====== SELECTED EXCERPT
Whether there is an $i$ $$ (i\gamma^{\mu}D_{\mu}-m)\psi=0 $$ or no $i$ $$ (\gamma^{\mu}D_{\mu}-m)\psi=0 $$ in the Dirac equation is determined by the metric:

  • For $(\gamma^0)^2 = I$, there is $i$
  • For $(\gamma^0)^2 = -I$, there is no $i$

In Witten's paper, the metric is (-, +, +), therefore no $i$.

Added note:

Since the Hermitian of $\gamma^\mu$ is defined as: $$ (\gamma^\mu)^\dagger = \gamma^0\gamma^\mu\gamma^0, $$ $\gamma^0$ is non-Hermitian in the $(\gamma^0)^2 = -I$ case: $$ (\gamma^0)^\dagger = \gamma^0\gamma^0\gamma^0 = -\gamma^0. $$

One more note:

The choice (in 4D case) between west coast metric (+, -, -, -) and east coast metric (-, +, +, +) is usually regarded as a matter of convention or personal taste. However, one should note that the respective Clifford algebra Cl(1,3) and Cl(3, 1) are not isomorphic to each other. Instead:

  • Cl(1,3) is isomorphic to $M_2(H)$, 2*2 matrices of quaternions.
============
- _SET TASK 1_
Reproduce the part of the Dirac equation note that begins at "In Witten's paper, the" and ends after "matrices of quaternions.".
- _SET TASK 2_
Answer these questions from the Dirac equation note:
(a) What metric does Witten's paper use?
(b) Which 4D metric is called the west coast metric?
(c) What is Cl(1,3) isomorphic to?
====== DATA SEGMENT
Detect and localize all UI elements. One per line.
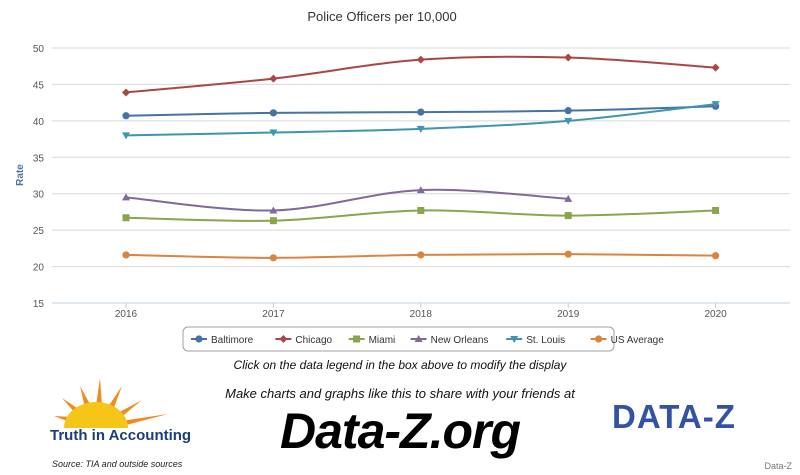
============
- _EXPECTED ANSWER 1_
In Witten's paper, the metric is (-, +, +), therefore no $i$.

Added note:

Since the Hermitian of $\gamma^\mu$ is defined as: $$ (\gamma^\mu)^\dagger = \gamma^0\gamma^\mu\gamma^0, $$ $\gamma^0$ is non-Hermitian in the $(\gamma^0)^2 = -I$ case: $$ (\gamma^0)^\dagger = \gamma^0\gamma^0\gamma^0 = -\gamma^0. $$

One more note:

The choice (in 4D case) between west coast metric (+, -, -, -) and east coast metric (-, +, +, +) is usually regarded as a matter of convention or personal taste. However, one should note that the respective Clifford algebra Cl(1,3) and Cl(3, 1) are not isomorphic to each other. Instead:

  • Cl(1,3) is isomorphic to $M_2(H)$, 2*2 matrices of quaternions.

- _EXPECTED ANSWER 2_
(a) (-, +, +)
(b) (+, -, -, -)
(c) $M_2(H)$, 2*2 matrices of quaternions